#### [AIM]
Locate every line below that contains the word "홈페이지" and copy it.

━━ MATERIAL SHOWN ━━

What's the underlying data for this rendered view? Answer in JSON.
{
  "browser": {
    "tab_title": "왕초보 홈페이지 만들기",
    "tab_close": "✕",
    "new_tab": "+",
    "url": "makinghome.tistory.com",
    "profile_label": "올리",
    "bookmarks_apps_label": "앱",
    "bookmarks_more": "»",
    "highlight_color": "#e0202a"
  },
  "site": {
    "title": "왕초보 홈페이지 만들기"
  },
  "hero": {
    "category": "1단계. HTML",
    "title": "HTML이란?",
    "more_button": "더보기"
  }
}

━━━

#### [SOLVED PROBLEM]
    "tab_title": "왕초보 홈페이지 만들기",
    "title": "왕초보 홈페이지 만들기"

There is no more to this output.